● Selected extract
--
January 15, 2008
an exercise
When you aren't too busy doing something more fabulous than I like buying that trench from Burberry for which I'll only ever window shop, or even counting the number of Grape Nuts you can eat for 2 points, which also qualifies, please do your dear friend Kris a favor and Google the following three words:

BITTER SINGLE GIRL

You wish you were me.

Yeah, me neither.


22 Comments:

Anonymous Anonymous said...

And there you are! Lovely as ever :)

Blogger Nic (NotPerfect) said...

Wouldn't it suck to be #2? I mean, if you're gonna do it, do it well.

Blogger Fried Hair Girl said...

wow look at you go!!

wonder what i'd have to google to pull myself up?

im not sure id even wanna know.

Blogger longredcape said...

Oh my!

Well, at least you're on top!
--
● Task instructions
1. Which three words does the blog post ask readers to Google?
2. Copy the blog post word for word from "wow look at" to "you're on top!".
3. Continue the blog post from its last line.

(Bounding box prediction data)
--
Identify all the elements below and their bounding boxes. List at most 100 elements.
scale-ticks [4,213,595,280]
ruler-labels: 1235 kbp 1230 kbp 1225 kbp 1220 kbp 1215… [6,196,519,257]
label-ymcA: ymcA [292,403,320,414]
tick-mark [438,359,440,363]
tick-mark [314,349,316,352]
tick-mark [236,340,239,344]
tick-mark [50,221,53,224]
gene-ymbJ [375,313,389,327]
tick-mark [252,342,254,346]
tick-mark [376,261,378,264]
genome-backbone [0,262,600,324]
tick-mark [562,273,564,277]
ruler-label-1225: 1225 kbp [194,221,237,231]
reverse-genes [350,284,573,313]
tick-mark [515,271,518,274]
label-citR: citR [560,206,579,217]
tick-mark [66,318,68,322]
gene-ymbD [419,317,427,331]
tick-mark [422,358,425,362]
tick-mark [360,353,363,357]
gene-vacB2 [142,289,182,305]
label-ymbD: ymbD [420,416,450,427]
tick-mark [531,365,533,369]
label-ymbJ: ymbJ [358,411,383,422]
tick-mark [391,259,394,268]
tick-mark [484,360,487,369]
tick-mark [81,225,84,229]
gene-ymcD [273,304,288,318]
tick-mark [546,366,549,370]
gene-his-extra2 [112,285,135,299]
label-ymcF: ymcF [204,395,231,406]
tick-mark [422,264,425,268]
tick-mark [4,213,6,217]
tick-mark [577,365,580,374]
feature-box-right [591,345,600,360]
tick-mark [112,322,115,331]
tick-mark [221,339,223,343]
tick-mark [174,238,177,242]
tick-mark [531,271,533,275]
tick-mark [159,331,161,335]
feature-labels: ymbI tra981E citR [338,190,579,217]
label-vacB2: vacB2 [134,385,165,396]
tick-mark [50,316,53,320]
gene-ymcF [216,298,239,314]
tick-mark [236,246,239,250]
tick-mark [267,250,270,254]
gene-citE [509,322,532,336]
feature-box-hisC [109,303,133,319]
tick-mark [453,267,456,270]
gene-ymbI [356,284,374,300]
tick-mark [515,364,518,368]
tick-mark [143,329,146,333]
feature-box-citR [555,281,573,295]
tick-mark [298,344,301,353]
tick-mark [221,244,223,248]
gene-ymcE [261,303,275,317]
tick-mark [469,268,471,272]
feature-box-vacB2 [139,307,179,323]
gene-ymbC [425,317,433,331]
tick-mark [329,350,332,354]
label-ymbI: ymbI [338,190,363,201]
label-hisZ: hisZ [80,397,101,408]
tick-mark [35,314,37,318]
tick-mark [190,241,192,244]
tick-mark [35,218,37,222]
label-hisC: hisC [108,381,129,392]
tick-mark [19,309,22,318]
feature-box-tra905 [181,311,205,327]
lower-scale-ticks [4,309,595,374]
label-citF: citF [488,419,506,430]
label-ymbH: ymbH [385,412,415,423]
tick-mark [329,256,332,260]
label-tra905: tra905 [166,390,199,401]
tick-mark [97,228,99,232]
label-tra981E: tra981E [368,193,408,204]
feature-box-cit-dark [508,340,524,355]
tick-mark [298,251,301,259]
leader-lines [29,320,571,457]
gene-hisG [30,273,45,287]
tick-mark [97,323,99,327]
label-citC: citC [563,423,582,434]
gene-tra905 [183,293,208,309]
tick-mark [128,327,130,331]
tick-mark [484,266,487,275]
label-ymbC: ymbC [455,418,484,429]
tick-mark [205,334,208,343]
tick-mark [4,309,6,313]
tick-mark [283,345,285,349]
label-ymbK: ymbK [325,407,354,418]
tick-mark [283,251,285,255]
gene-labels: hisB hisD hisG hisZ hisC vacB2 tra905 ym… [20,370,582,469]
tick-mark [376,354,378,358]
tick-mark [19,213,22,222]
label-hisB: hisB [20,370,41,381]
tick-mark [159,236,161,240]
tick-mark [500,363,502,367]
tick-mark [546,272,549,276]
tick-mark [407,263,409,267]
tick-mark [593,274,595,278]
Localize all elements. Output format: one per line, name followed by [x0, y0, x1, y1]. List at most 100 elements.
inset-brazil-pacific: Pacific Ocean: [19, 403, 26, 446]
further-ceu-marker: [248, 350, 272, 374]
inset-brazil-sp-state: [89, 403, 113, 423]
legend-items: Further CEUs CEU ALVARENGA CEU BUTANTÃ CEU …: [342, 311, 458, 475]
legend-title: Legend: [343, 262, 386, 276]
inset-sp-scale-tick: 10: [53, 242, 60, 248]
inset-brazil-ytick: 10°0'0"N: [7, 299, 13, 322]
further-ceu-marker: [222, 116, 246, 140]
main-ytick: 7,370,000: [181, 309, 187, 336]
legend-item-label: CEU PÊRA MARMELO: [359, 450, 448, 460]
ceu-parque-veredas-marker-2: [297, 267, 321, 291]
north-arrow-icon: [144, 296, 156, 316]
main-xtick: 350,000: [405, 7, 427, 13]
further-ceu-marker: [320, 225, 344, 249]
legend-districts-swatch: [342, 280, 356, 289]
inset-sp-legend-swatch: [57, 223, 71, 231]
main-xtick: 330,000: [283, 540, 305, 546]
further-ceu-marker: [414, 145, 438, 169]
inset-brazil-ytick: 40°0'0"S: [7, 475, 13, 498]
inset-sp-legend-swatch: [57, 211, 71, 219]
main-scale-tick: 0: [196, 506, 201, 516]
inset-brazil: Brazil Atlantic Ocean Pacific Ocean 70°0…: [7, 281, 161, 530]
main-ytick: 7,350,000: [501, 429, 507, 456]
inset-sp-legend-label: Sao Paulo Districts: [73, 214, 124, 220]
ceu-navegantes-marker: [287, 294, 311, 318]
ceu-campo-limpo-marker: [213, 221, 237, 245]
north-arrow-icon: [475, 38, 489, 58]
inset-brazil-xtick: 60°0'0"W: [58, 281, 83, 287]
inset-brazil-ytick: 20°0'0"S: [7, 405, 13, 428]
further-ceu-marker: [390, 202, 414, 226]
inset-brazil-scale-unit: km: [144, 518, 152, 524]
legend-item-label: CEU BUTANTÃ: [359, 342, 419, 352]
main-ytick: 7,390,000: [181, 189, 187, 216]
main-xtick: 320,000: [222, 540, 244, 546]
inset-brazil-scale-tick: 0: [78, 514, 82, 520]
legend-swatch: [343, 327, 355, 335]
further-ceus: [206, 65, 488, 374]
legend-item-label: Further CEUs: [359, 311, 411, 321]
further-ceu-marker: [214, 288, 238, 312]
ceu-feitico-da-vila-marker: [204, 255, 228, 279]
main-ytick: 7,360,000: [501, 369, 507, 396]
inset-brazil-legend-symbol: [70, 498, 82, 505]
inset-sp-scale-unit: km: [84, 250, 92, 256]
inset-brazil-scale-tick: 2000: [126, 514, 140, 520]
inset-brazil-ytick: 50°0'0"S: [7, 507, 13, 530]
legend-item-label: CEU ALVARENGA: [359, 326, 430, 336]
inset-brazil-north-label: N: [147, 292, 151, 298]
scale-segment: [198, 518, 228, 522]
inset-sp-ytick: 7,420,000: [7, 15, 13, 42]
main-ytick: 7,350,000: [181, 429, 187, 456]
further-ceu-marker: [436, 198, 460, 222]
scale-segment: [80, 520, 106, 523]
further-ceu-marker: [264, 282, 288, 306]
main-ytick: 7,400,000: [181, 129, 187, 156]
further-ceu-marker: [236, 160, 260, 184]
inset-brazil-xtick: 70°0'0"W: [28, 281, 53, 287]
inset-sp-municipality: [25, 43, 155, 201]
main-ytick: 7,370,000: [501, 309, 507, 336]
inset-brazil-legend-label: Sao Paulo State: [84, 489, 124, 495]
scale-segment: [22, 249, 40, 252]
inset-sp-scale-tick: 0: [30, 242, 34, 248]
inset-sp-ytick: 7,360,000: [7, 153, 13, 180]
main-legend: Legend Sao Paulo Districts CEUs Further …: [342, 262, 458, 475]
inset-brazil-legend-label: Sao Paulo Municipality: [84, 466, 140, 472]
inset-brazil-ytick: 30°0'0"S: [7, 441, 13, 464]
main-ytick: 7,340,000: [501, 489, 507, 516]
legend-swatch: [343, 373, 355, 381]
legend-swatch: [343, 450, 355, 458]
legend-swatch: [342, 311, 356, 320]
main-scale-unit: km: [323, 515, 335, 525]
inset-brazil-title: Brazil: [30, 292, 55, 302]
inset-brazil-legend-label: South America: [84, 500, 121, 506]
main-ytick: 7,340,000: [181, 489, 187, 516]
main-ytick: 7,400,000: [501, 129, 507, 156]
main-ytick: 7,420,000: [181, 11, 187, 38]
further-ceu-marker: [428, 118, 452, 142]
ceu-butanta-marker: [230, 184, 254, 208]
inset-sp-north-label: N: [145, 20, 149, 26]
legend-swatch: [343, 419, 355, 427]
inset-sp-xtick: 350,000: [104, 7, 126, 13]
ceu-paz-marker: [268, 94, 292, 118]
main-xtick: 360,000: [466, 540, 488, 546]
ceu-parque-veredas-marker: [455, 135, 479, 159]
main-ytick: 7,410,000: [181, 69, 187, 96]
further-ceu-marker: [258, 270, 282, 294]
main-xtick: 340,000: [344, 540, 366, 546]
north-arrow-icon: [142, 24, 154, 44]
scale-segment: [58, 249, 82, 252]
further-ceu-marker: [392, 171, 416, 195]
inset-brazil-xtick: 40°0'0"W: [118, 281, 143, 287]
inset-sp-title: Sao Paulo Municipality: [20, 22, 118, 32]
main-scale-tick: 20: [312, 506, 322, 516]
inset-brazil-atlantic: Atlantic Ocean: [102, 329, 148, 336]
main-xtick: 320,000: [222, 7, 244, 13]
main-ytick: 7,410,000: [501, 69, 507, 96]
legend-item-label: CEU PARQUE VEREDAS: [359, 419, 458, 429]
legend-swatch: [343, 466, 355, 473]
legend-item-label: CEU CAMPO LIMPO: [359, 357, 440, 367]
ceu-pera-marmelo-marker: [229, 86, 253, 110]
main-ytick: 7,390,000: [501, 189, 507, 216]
--
● Task-by-task outputs
1. BITTER SINGLE GIRL

2.
wow look at you go!!

wonder what i'd have to google to pull myself up?

im not sure id even wanna know.

Blogger longredcape said...

Oh my!

Well, at least you're on top!

3.
Anonymous Anonymous said...

Wow. I mean, they always say the truth hurts, but when it comes from Google...damn.

For the record, I don't think you're bitter.

Blogger t2ed said...

Being first in that search term is almost as cool at Michigan being number 1 in murders and foreclosures.

Blogger Unknown said...

Oh lovely Kris.

We have to think, dear blogger, who was the first person to search that? Shirley, it wasn't you.

Blogger MereCat said...

I think it's pretty cool. I can sure think of worse things you could Google to see yourself. Seriously.

Blogger Kristabella said...

I'm going to have to say it is better than Googling the SECRET new name of your company and having and entire company find out that you had a blog. And you guessed the SECRET new name correctly.

This is from Google. Who tells you your sore throat is the eary signs of the Bubonic Plague.

Blogger Paige Jennifer said...

Does the fact that you are #2 for 'sass single girl' help matters?

Nah?

Okay, I'm grabbing a few bottles of wine and will be over in ten.

Blogger Unknown said...

You're # 1 Kris- there and in our hearts!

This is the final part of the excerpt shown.